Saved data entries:
......

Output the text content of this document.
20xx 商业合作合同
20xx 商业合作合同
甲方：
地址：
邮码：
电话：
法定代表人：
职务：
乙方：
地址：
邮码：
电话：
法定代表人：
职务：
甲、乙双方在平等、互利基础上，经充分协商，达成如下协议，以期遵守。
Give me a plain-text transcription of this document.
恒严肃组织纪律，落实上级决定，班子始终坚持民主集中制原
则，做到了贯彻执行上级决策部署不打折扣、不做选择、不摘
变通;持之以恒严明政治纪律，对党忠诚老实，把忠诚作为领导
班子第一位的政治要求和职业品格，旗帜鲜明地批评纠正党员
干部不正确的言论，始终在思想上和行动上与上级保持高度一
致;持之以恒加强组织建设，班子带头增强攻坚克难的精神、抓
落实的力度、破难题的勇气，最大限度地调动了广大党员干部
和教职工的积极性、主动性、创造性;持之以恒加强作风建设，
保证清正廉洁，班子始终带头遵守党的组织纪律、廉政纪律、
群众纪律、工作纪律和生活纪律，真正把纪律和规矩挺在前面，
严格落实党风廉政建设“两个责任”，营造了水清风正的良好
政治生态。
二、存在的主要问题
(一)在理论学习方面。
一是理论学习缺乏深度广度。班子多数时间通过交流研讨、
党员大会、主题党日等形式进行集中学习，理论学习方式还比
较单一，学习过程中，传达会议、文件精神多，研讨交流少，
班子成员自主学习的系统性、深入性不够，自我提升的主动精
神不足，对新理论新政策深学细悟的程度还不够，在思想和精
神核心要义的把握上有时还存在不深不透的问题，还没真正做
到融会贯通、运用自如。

......

→ **Instruction**:
Copy out all of the records shown above exactly.

→ **Result for this exercise**:
Output the text content of this document.
20xx 商业合作合同
20xx 商业合作合同
甲方：
地址：
邮码：
电话：
法定代表人：
职务：
乙方：
地址：
邮码：
电话：
法定代表人：
职务：
甲、乙双方在平等、互利基础上，经充分协商，达成如下协议，以期遵守。
Give me a plain-text transcription of this document.
恒严肃组织纪律，落实上级决定，班子始终坚持民主集中制原
则，做到了贯彻执行上级决策部署不打折扣、不做选择、不摘
变通;持之以恒严明政治纪律，对党忠诚老实，把忠诚作为领导
班子第一位的政治要求和职业品格，旗帜鲜明地批评纠正党员
干部不正确的言论，始终在思想上和行动上与上级保持高度一
致;持之以恒加强组织建设，班子带头增强攻坚克难的精神、抓
落实的力度、破难题的勇气，最大限度地调动了广大党员干部
和教职工的积极性、主动性、创造性;持之以恒加强作风建设，
保证清正廉洁，班子始终带头遵守党的组织纪律、廉政纪律、
群众纪律、工作纪律和生活纪律，真正把纪律和规矩挺在前面，
严格落实党风廉政建设“两个责任”，营造了水清风正的良好
政治生态。
二、存在的主要问题
(一)在理论学习方面。
一是理论学习缺乏深度广度。班子多数时间通过交流研讨、
党员大会、主题党日等形式进行集中学习，理论学习方式还比
较单一，学习过程中，传达会议、文件精神多，研讨交流少，
班子成员自主学习的系统性、深入性不够，自我提升的主动精
神不足，对新理论新政策深学细悟的程度还不够，在思想和精
神核心要义的把握上有时还存在不深不透的问题，还没真正做
到融会贯通、运用自如。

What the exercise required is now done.